**Source records:**
— BEGIN —
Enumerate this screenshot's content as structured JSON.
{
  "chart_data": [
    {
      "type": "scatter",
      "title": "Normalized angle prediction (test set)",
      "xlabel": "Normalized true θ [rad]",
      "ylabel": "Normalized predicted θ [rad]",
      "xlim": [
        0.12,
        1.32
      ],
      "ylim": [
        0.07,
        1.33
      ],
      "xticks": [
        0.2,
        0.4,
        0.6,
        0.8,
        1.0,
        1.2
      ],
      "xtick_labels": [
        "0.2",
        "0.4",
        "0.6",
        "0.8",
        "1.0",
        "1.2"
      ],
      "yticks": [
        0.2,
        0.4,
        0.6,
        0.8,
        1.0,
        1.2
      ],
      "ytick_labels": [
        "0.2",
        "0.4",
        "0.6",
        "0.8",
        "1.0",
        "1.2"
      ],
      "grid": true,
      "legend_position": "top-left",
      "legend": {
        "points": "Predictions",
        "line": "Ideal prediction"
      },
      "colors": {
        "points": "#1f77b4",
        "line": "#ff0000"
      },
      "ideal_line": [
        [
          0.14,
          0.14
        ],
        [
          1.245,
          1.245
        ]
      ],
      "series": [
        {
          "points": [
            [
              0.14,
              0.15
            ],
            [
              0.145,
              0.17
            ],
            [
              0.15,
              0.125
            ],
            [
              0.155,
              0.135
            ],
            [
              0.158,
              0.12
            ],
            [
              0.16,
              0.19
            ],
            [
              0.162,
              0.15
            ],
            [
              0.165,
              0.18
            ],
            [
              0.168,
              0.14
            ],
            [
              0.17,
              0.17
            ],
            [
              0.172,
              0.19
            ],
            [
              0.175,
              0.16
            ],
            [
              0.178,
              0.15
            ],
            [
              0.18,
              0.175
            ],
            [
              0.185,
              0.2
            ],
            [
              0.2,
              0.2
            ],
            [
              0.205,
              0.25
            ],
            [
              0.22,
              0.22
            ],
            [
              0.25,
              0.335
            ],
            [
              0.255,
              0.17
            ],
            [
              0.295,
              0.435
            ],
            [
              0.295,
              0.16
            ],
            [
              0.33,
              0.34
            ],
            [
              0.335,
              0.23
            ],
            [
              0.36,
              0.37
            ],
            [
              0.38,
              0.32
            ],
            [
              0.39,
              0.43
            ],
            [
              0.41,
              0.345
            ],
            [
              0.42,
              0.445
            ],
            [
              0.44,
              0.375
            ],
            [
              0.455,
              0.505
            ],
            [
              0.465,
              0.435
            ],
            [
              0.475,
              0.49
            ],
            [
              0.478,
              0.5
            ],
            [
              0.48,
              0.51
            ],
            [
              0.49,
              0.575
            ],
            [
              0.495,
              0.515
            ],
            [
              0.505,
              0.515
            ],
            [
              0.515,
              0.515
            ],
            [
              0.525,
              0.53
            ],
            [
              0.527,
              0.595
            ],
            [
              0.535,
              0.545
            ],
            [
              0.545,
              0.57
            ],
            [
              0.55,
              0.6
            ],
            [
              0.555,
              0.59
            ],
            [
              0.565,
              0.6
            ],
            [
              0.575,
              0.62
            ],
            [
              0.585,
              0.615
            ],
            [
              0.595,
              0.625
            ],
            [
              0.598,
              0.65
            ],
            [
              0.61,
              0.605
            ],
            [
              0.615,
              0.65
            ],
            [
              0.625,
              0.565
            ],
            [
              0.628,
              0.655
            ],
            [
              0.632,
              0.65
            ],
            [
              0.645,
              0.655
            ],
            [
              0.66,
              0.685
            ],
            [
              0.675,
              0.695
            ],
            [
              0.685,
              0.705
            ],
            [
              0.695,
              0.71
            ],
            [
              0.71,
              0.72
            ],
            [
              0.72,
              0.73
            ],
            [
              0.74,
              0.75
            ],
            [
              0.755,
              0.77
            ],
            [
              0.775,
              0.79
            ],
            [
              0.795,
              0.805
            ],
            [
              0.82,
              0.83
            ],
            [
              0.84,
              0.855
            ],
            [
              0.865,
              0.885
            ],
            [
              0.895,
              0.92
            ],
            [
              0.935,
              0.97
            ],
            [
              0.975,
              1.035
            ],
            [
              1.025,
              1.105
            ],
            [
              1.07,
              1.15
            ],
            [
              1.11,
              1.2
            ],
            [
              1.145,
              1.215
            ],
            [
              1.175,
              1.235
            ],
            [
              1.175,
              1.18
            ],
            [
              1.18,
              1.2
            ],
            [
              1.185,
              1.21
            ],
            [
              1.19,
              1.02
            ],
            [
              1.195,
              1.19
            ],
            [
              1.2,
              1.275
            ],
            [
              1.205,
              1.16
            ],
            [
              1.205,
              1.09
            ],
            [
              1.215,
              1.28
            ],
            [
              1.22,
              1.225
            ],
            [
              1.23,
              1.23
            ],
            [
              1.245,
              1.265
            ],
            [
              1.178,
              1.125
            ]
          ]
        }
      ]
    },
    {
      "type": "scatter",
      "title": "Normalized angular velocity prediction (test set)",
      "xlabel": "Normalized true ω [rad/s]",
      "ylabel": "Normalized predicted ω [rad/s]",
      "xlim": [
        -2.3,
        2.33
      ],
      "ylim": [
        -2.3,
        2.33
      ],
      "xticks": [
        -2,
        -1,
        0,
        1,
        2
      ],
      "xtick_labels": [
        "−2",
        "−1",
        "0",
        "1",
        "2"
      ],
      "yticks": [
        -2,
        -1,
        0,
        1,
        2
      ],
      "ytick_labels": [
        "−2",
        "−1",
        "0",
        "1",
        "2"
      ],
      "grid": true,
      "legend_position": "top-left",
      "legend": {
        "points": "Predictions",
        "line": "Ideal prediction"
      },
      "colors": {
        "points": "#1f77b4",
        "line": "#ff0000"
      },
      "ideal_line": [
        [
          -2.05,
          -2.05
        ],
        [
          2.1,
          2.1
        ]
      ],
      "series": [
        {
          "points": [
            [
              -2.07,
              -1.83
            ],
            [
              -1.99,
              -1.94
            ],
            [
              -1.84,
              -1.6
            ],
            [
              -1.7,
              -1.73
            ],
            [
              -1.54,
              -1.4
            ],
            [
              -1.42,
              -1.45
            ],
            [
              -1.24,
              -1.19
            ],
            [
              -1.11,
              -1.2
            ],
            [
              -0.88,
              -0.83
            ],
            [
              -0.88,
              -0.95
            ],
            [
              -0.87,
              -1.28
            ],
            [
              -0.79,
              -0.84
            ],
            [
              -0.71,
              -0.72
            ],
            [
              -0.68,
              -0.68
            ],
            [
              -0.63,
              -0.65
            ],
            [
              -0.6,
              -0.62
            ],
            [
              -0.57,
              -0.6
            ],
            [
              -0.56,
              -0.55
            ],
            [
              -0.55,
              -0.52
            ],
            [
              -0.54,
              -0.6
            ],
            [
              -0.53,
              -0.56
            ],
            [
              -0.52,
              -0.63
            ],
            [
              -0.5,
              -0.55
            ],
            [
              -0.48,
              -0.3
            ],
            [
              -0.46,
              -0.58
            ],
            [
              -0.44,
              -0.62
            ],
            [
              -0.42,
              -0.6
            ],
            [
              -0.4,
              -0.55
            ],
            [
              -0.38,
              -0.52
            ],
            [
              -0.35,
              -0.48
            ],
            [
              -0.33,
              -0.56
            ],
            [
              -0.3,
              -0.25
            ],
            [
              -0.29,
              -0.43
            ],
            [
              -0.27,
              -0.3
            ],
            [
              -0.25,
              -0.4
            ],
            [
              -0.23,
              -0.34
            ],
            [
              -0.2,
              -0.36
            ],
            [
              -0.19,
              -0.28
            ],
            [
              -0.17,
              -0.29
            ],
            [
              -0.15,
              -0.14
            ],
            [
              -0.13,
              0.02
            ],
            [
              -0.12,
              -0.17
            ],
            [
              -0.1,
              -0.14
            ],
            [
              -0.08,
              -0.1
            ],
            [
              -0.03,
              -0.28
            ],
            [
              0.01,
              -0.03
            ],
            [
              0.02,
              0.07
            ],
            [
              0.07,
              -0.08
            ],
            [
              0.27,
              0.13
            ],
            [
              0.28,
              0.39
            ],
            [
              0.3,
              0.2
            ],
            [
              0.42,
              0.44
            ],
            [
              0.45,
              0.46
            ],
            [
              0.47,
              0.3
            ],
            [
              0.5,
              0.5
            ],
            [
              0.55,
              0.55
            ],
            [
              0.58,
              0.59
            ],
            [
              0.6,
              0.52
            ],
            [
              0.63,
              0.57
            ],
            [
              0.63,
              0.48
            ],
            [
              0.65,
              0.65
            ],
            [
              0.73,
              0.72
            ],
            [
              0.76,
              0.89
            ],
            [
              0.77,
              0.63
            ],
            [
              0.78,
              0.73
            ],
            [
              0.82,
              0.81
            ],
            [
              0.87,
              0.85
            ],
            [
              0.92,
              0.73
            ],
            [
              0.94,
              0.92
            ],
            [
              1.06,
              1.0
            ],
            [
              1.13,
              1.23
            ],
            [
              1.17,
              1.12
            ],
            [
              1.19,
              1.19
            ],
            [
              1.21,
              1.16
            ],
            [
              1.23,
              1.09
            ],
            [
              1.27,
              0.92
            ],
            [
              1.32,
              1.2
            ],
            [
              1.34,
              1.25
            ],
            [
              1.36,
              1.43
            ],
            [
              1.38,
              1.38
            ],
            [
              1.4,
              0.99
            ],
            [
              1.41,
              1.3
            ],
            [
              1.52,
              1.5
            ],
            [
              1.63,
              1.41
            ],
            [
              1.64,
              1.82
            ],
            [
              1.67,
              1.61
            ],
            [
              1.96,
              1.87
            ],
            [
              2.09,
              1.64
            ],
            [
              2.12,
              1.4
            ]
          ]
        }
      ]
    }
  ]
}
— END —
**Exercise prompt:** Go through the material above and copy each line that has the word "true".

**Correct response:**
      "xlabel": "Normalized true θ [rad]",
      "grid": true,
      "xlabel": "Normalized true ω [rad/s]",
      "grid": true,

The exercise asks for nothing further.